⟨

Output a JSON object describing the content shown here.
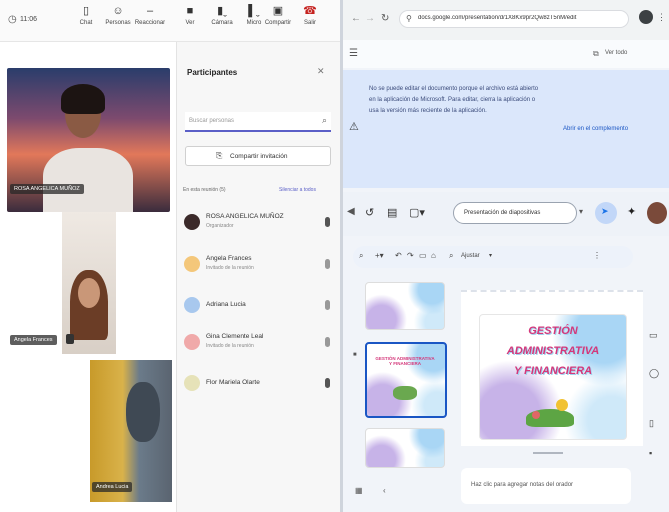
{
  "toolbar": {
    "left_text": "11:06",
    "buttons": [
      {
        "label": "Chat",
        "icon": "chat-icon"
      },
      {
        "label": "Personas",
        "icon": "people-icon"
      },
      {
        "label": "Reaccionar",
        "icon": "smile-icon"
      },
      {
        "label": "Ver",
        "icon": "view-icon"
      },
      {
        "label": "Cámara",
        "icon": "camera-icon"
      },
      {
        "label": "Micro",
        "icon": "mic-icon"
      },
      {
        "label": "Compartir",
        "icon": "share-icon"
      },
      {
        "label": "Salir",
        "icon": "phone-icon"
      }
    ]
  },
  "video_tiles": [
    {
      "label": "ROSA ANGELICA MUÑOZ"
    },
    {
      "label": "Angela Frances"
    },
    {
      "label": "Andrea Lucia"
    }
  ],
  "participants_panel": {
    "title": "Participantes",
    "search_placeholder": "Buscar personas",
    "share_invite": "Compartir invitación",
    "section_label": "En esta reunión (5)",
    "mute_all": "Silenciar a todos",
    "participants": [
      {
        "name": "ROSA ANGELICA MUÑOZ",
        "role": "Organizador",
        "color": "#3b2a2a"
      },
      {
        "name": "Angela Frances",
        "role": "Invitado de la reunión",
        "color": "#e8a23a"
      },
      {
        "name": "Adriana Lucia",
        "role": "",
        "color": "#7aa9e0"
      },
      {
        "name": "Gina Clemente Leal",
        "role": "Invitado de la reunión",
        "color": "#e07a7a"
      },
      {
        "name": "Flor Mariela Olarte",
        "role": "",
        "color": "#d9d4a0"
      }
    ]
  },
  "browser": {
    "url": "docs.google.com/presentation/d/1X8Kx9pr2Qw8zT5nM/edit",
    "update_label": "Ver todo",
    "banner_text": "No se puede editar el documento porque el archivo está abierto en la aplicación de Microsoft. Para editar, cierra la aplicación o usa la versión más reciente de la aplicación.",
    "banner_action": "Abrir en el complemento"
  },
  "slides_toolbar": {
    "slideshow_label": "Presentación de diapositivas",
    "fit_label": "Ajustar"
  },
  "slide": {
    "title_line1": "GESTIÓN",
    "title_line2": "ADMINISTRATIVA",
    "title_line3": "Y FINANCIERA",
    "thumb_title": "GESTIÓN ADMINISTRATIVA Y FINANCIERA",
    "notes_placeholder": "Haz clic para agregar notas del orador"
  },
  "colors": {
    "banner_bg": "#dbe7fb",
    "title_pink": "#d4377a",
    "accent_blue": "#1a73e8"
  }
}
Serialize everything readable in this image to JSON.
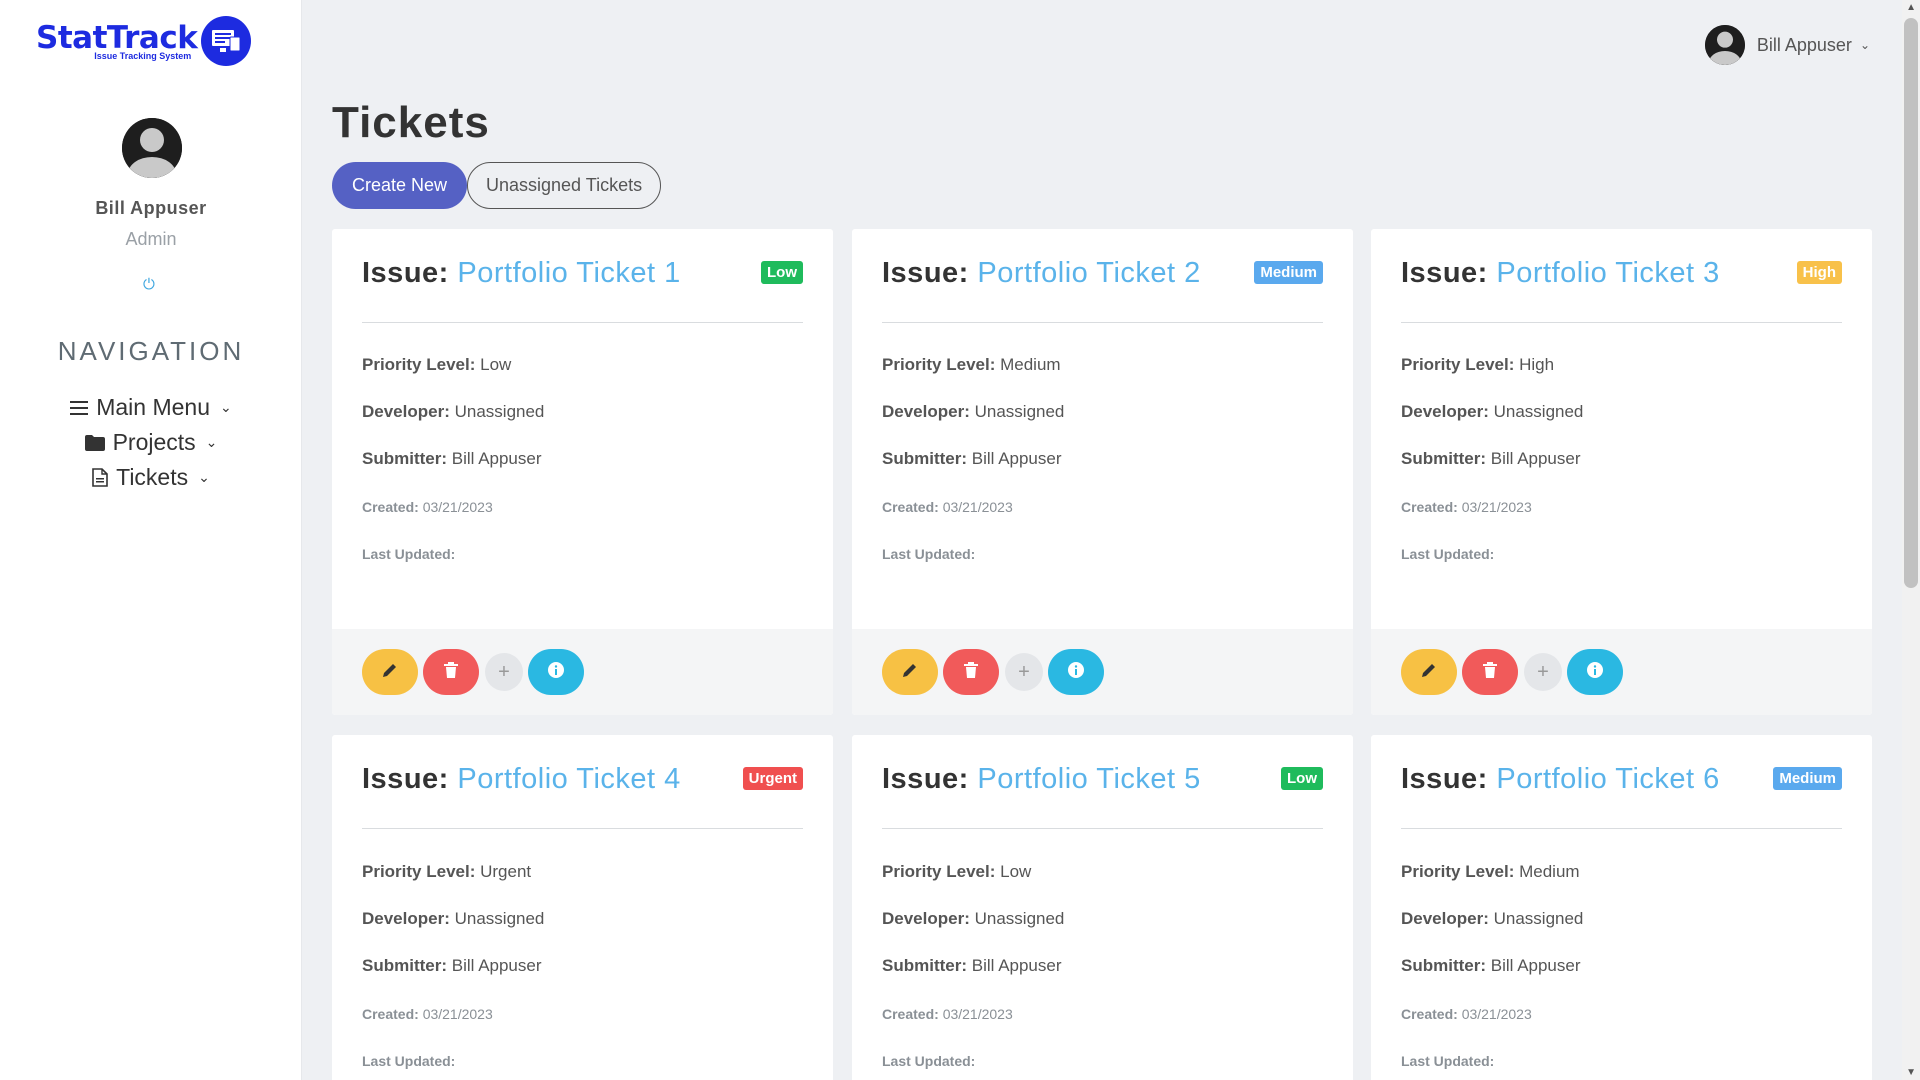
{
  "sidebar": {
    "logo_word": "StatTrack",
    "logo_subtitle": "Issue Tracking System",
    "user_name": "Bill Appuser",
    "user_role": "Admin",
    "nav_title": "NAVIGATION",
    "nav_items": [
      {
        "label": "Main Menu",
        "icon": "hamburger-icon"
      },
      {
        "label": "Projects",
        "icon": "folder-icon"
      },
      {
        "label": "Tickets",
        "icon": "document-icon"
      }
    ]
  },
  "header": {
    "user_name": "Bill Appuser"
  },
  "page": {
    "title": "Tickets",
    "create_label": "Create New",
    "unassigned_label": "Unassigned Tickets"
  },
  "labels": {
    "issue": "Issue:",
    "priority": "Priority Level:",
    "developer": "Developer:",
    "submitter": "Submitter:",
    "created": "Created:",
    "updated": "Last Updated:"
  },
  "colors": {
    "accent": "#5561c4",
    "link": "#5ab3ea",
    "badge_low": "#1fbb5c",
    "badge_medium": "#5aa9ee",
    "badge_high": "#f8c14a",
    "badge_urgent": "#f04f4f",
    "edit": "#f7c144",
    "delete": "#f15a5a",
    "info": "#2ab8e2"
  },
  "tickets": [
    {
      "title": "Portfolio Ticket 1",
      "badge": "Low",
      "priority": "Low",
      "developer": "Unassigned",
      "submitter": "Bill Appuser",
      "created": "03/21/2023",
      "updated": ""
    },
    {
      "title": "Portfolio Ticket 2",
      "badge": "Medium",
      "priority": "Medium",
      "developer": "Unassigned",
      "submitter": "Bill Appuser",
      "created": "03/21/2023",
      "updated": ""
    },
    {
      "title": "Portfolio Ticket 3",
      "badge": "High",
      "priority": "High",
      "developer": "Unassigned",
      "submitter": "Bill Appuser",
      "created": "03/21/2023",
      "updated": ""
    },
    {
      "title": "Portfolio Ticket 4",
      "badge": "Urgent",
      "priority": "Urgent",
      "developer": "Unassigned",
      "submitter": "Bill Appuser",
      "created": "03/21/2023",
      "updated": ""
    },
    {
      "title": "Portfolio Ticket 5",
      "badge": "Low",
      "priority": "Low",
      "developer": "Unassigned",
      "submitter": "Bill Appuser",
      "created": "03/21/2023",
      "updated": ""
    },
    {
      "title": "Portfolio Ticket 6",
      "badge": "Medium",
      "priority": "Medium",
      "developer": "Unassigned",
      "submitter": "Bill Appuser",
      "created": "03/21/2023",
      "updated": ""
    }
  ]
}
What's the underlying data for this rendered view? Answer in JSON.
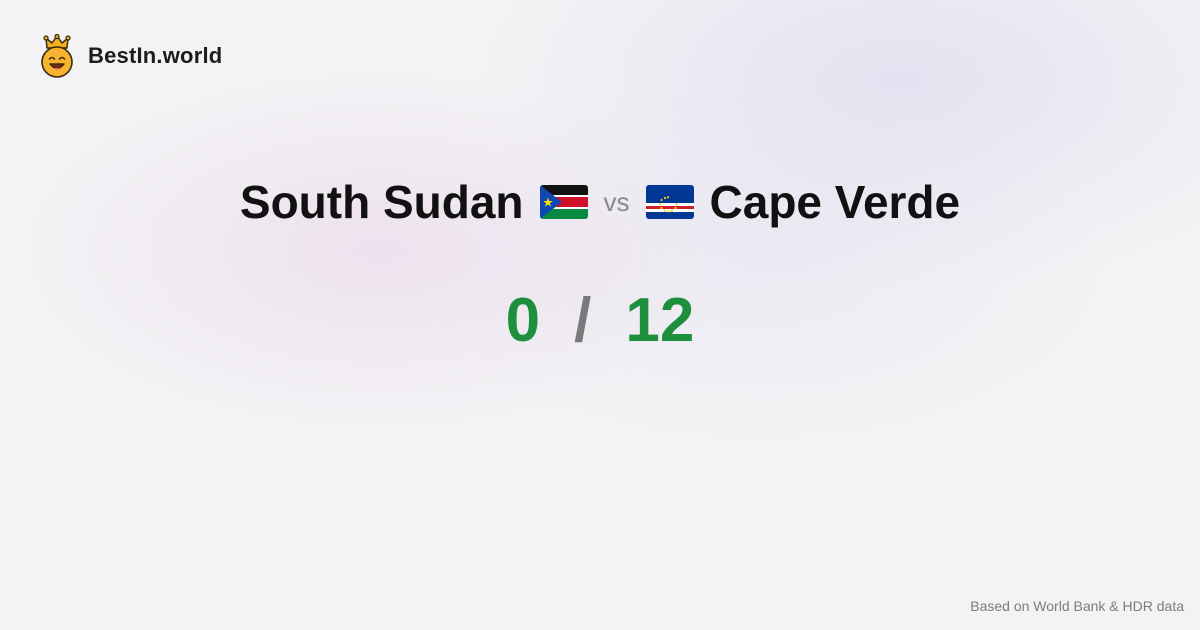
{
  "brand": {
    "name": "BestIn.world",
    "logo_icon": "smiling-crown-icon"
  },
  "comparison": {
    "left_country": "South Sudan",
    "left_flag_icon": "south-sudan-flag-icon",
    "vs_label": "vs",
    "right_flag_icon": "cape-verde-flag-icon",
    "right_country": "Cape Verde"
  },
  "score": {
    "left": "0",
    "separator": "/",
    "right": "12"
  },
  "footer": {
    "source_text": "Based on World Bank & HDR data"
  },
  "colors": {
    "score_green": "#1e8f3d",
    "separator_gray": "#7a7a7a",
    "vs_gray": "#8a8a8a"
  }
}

⟩

Drop the pictures, then reproduce exactly the lines from the one with "What's the underlying" through the final line of the listing.

What's the underlying data for this rendered view? Answer in JSON.
{
  "brand": {
    "name": "BestIn.world",
    "logo_icon": "smiling-crown-icon"
  },
  "comparison": {
    "left_country": "South Sudan",
    "left_flag_icon": "south-sudan-flag-icon",
    "vs_label": "vs",
    "right_flag_icon": "cape-verde-flag-icon",
    "right_country": "Cape Verde"
  },
  "score": {
    "left": "0",
    "separator": "/",
    "right": "12"
  },
  "footer": {
    "source_text": "Based on World Bank & HDR data"
  },
  "colors": {
    "score_green": "#1e8f3d",
    "separator_gray": "#7a7a7a",
    "vs_gray": "#8a8a8a"
  }
}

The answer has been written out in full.